[Start MATERIAL TO PROCESS]
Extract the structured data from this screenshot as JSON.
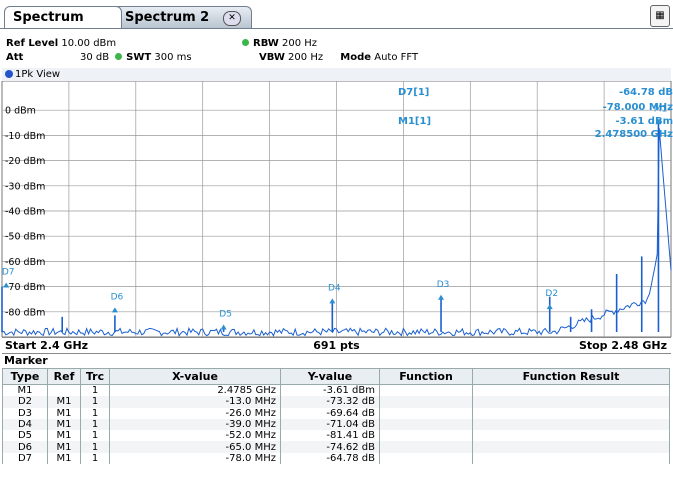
{
  "tabs": [
    {
      "label": "Spectrum",
      "active": true
    },
    {
      "label": "Spectrum 2",
      "active": false,
      "close_icon": "close-x-icon"
    }
  ],
  "corner_icon": "display-config-icon",
  "settings": {
    "ref_level_label": "Ref Level",
    "ref_level_value": "10.00 dBm",
    "att_label": "Att",
    "att_value": "30 dB",
    "swt_label": "SWT",
    "swt_value": "300 ms",
    "rbw_label": "RBW",
    "rbw_value": "200 Hz",
    "vbw_label": "VBW",
    "vbw_value": "200 Hz",
    "mode_label": "Mode",
    "mode_value": "Auto FFT",
    "indicator_color": "#3cb54a"
  },
  "view_label": "1Pk View",
  "readout": {
    "d7_label": "D7[1]",
    "d7_level": "-64.78 dB",
    "d7_freq": "-78.000 MHz",
    "m1_label": "M1[1]",
    "m1_level": "-3.61 dBm",
    "m1_freq": "2.478500 GHz",
    "color": "#2a8fd0"
  },
  "start_freq": "Start 2.4 GHz",
  "points": "691 pts",
  "stop_freq": "Stop 2.48 GHz",
  "chart_data": {
    "type": "line",
    "x_unit": "GHz",
    "y_unit": "dBm",
    "xlim": [
      2.4,
      2.48
    ],
    "ylim": [
      -90,
      10
    ],
    "ytick_labels": [
      "0 dBm",
      "-10 dBm",
      "-20 dBm",
      "-30 dBm",
      "-40 dBm",
      "-50 dBm",
      "-60 dBm",
      "-70 dBm",
      "-80 dBm"
    ],
    "ytick_values": [
      0,
      -10,
      -20,
      -30,
      -40,
      -50,
      -60,
      -70,
      -80
    ],
    "grid": true,
    "trace_color": "#1a5fd0",
    "noise_floor": -88,
    "spikes": [
      {
        "x": 2.4,
        "y": -70
      },
      {
        "x": 2.4072,
        "y": -82
      },
      {
        "x": 2.4135,
        "y": -81.41
      },
      {
        "x": 2.4265,
        "y": -86
      },
      {
        "x": 2.4395,
        "y": -76
      },
      {
        "x": 2.4525,
        "y": -75
      },
      {
        "x": 2.4655,
        "y": -74
      },
      {
        "x": 2.468,
        "y": -82
      },
      {
        "x": 2.4705,
        "y": -79
      },
      {
        "x": 2.4735,
        "y": -65
      },
      {
        "x": 2.4765,
        "y": -58
      },
      {
        "x": 2.4785,
        "y": -3.61
      }
    ],
    "markers": [
      {
        "label": "M1",
        "x": 2.4785,
        "y": -3.61
      },
      {
        "label": "D2",
        "x": 2.4655,
        "y": -76.93
      },
      {
        "label": "D3",
        "x": 2.4525,
        "y": -73.25
      },
      {
        "label": "D4",
        "x": 2.4395,
        "y": -74.65
      },
      {
        "label": "D5",
        "x": 2.4265,
        "y": -85.02
      },
      {
        "label": "D6",
        "x": 2.4135,
        "y": -78.23
      },
      {
        "label": "D7",
        "x": 2.4005,
        "y": -68.39
      }
    ]
  },
  "marker_section_title": "Marker",
  "marker_table": {
    "headers": [
      "Type",
      "Ref",
      "Trc",
      "X-value",
      "Y-value",
      "Function",
      "Function Result"
    ],
    "rows": [
      [
        "M1",
        "",
        "1",
        "2.4785 GHz",
        "-3.61 dBm",
        "",
        ""
      ],
      [
        "D2",
        "M1",
        "1",
        "-13.0 MHz",
        "-73.32 dB",
        "",
        ""
      ],
      [
        "D3",
        "M1",
        "1",
        "-26.0 MHz",
        "-69.64 dB",
        "",
        ""
      ],
      [
        "D4",
        "M1",
        "1",
        "-39.0 MHz",
        "-71.04 dB",
        "",
        ""
      ],
      [
        "D5",
        "M1",
        "1",
        "-52.0 MHz",
        "-81.41 dB",
        "",
        ""
      ],
      [
        "D6",
        "M1",
        "1",
        "-65.0 MHz",
        "-74.62 dB",
        "",
        ""
      ],
      [
        "D7",
        "M1",
        "1",
        "-78.0 MHz",
        "-64.78 dB",
        "",
        ""
      ]
    ]
  }
}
[End MATERIAL TO PROCESS]
▸ **WHAT IS BEING ASKED**
Reproduce the records verbatim, omitting all images they contain.

▸ **SOLUTION TO THE EXERCISE**
Extract the structured data from this screenshot as JSON.
{
  "tabs": [
    {
      "label": "Spectrum",
      "active": true
    },
    {
      "label": "Spectrum 2",
      "active": false,
      "close_icon": "close-x-icon"
    }
  ],
  "corner_icon": "display-config-icon",
  "settings": {
    "ref_level_label": "Ref Level",
    "ref_level_value": "10.00 dBm",
    "att_label": "Att",
    "att_value": "30 dB",
    "swt_label": "SWT",
    "swt_value": "300 ms",
    "rbw_label": "RBW",
    "rbw_value": "200 Hz",
    "vbw_label": "VBW",
    "vbw_value": "200 Hz",
    "mode_label": "Mode",
    "mode_value": "Auto FFT",
    "indicator_color": "#3cb54a"
  },
  "view_label": "1Pk View",
  "readout": {
    "d7_label": "D7[1]",
    "d7_level": "-64.78 dB",
    "d7_freq": "-78.000 MHz",
    "m1_label": "M1[1]",
    "m1_level": "-3.61 dBm",
    "m1_freq": "2.478500 GHz",
    "color": "#2a8fd0"
  },
  "start_freq": "Start 2.4 GHz",
  "points": "691 pts",
  "stop_freq": "Stop 2.48 GHz",
  "chart_data": {
    "type": "line",
    "x_unit": "GHz",
    "y_unit": "dBm",
    "xlim": [
      2.4,
      2.48
    ],
    "ylim": [
      -90,
      10
    ],
    "ytick_labels": [
      "0 dBm",
      "-10 dBm",
      "-20 dBm",
      "-30 dBm",
      "-40 dBm",
      "-50 dBm",
      "-60 dBm",
      "-70 dBm",
      "-80 dBm"
    ],
    "ytick_values": [
      0,
      -10,
      -20,
      -30,
      -40,
      -50,
      -60,
      -70,
      -80
    ],
    "grid": true,
    "trace_color": "#1a5fd0",
    "noise_floor": -88,
    "spikes": [
      {
        "x": 2.4,
        "y": -70
      },
      {
        "x": 2.4072,
        "y": -82
      },
      {
        "x": 2.4135,
        "y": -81.41
      },
      {
        "x": 2.4265,
        "y": -86
      },
      {
        "x": 2.4395,
        "y": -76
      },
      {
        "x": 2.4525,
        "y": -75
      },
      {
        "x": 2.4655,
        "y": -74
      },
      {
        "x": 2.468,
        "y": -82
      },
      {
        "x": 2.4705,
        "y": -79
      },
      {
        "x": 2.4735,
        "y": -65
      },
      {
        "x": 2.4765,
        "y": -58
      },
      {
        "x": 2.4785,
        "y": -3.61
      }
    ],
    "markers": [
      {
        "label": "M1",
        "x": 2.4785,
        "y": -3.61
      },
      {
        "label": "D2",
        "x": 2.4655,
        "y": -76.93
      },
      {
        "label": "D3",
        "x": 2.4525,
        "y": -73.25
      },
      {
        "label": "D4",
        "x": 2.4395,
        "y": -74.65
      },
      {
        "label": "D5",
        "x": 2.4265,
        "y": -85.02
      },
      {
        "label": "D6",
        "x": 2.4135,
        "y": -78.23
      },
      {
        "label": "D7",
        "x": 2.4005,
        "y": -68.39
      }
    ]
  },
  "marker_section_title": "Marker",
  "marker_table": {
    "headers": [
      "Type",
      "Ref",
      "Trc",
      "X-value",
      "Y-value",
      "Function",
      "Function Result"
    ],
    "rows": [
      [
        "M1",
        "",
        "1",
        "2.4785 GHz",
        "-3.61 dBm",
        "",
        ""
      ],
      [
        "D2",
        "M1",
        "1",
        "-13.0 MHz",
        "-73.32 dB",
        "",
        ""
      ],
      [
        "D3",
        "M1",
        "1",
        "-26.0 MHz",
        "-69.64 dB",
        "",
        ""
      ],
      [
        "D4",
        "M1",
        "1",
        "-39.0 MHz",
        "-71.04 dB",
        "",
        ""
      ],
      [
        "D5",
        "M1",
        "1",
        "-52.0 MHz",
        "-81.41 dB",
        "",
        ""
      ],
      [
        "D6",
        "M1",
        "1",
        "-65.0 MHz",
        "-74.62 dB",
        "",
        ""
      ],
      [
        "D7",
        "M1",
        "1",
        "-78.0 MHz",
        "-64.78 dB",
        "",
        ""
      ]
    ]
  }
}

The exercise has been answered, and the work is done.